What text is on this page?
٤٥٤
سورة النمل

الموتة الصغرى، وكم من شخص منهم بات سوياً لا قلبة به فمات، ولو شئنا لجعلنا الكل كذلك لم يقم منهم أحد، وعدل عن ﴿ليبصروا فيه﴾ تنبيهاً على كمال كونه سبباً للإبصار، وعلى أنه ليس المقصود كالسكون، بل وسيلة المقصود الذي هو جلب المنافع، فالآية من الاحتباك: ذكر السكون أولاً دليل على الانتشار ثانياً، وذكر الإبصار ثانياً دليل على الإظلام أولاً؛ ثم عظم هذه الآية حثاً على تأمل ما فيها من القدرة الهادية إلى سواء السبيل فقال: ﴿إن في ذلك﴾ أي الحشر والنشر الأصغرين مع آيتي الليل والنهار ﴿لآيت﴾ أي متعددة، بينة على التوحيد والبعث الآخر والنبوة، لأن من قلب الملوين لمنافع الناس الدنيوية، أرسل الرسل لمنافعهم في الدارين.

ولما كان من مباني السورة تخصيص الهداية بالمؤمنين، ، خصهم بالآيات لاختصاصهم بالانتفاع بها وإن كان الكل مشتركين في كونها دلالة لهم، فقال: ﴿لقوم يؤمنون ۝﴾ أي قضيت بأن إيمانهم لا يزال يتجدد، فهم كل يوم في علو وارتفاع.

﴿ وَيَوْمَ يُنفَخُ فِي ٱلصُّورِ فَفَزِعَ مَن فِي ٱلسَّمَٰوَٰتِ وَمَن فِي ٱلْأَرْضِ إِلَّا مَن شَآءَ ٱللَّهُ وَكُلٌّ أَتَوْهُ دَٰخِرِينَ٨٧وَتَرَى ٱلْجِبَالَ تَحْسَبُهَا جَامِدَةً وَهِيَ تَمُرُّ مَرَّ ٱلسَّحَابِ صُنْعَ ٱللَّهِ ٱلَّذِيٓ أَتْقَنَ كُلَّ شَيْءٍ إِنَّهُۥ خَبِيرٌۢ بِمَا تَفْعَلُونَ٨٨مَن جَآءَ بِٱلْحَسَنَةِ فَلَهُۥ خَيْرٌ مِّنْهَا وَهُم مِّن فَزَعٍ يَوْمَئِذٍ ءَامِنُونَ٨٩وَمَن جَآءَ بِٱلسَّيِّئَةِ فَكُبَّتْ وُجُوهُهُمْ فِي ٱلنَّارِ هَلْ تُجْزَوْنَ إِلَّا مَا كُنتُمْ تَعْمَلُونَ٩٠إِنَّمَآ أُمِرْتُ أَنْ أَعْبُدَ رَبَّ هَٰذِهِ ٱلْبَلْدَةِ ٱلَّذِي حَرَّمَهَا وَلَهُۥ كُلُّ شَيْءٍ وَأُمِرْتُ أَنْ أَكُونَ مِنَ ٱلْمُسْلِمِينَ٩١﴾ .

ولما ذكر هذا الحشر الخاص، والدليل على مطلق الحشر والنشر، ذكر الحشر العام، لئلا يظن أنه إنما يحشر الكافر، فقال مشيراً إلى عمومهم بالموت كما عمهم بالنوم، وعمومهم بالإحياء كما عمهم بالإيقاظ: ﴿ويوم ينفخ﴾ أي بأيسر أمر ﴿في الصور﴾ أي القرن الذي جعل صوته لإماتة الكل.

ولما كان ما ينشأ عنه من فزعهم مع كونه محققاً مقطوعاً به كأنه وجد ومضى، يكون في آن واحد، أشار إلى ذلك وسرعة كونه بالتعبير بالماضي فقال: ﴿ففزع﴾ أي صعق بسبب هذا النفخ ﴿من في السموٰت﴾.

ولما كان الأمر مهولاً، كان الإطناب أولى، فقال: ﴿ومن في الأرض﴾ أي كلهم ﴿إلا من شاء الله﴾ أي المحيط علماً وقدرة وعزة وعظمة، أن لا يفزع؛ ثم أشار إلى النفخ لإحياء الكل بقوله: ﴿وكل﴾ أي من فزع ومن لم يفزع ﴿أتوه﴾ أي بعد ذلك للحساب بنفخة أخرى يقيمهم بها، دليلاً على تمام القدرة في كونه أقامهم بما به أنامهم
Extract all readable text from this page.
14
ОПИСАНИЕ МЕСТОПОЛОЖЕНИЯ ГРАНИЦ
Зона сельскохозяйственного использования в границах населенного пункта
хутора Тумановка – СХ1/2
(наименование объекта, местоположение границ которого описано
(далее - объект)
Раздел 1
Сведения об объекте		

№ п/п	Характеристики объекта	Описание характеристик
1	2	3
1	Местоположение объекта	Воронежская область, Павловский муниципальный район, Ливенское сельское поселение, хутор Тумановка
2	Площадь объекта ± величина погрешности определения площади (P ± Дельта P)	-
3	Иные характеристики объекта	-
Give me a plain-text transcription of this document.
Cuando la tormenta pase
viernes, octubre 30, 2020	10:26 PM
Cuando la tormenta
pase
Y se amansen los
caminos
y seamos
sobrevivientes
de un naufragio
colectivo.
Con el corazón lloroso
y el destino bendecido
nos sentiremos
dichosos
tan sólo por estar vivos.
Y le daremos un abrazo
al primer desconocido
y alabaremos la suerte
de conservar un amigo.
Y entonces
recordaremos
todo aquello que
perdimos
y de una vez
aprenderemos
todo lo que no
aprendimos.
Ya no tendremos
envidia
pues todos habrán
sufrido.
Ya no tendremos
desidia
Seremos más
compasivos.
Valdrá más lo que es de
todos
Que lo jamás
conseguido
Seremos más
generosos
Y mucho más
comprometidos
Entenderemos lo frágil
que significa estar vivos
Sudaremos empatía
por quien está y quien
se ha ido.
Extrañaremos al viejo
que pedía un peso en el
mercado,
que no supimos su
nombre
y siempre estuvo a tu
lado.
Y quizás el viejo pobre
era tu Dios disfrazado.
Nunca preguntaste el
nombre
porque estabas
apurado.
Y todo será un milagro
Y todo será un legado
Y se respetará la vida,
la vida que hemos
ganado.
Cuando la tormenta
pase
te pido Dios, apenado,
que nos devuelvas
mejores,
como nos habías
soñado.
--
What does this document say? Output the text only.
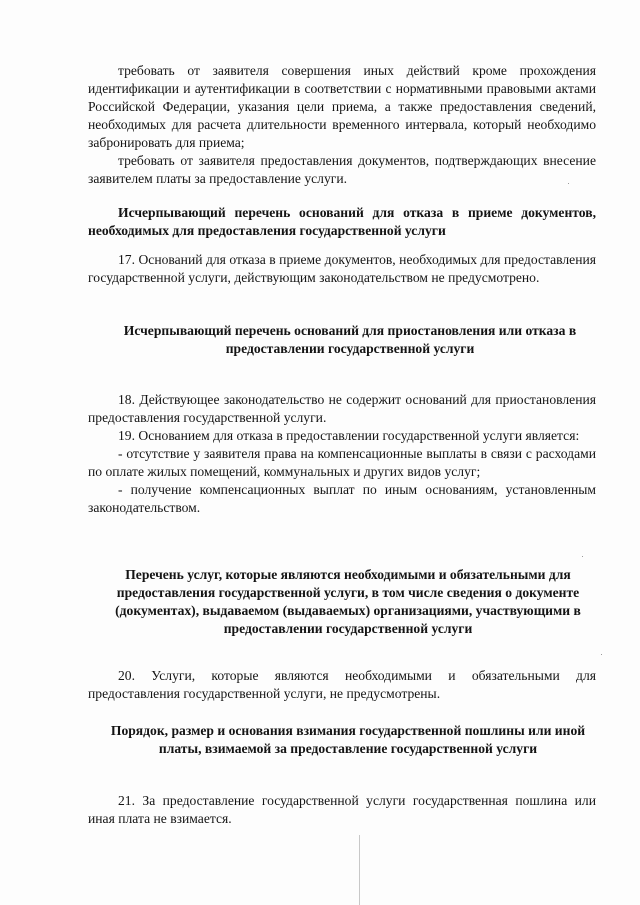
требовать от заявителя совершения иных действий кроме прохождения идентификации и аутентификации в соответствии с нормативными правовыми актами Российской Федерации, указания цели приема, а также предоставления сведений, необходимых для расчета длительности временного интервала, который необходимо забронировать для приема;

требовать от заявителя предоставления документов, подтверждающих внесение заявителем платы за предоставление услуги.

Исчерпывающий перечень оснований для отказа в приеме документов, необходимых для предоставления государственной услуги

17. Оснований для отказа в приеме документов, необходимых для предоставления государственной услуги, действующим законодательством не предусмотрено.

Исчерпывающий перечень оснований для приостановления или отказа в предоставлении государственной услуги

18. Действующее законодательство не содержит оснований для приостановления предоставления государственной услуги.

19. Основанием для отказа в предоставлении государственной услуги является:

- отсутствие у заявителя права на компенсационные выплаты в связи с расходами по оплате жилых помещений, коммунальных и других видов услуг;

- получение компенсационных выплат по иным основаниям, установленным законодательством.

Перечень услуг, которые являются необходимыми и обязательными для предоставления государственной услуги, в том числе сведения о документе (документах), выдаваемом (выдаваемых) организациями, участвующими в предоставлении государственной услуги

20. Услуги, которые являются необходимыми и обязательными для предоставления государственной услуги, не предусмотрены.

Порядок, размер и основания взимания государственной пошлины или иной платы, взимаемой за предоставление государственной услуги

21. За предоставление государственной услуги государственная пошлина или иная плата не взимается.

**PROBLEM REQUIREMENTS**
Reproduce each line from the records that contains the word "законодательством".

**EXERCISE RESPONSE**
17. Оснований для отказа в приеме документов, необходимых для предоставления государственной услуги, действующим законодательством не предусмотрено.
- получение компенсационных выплат по иным основаниям, установленным законодательством.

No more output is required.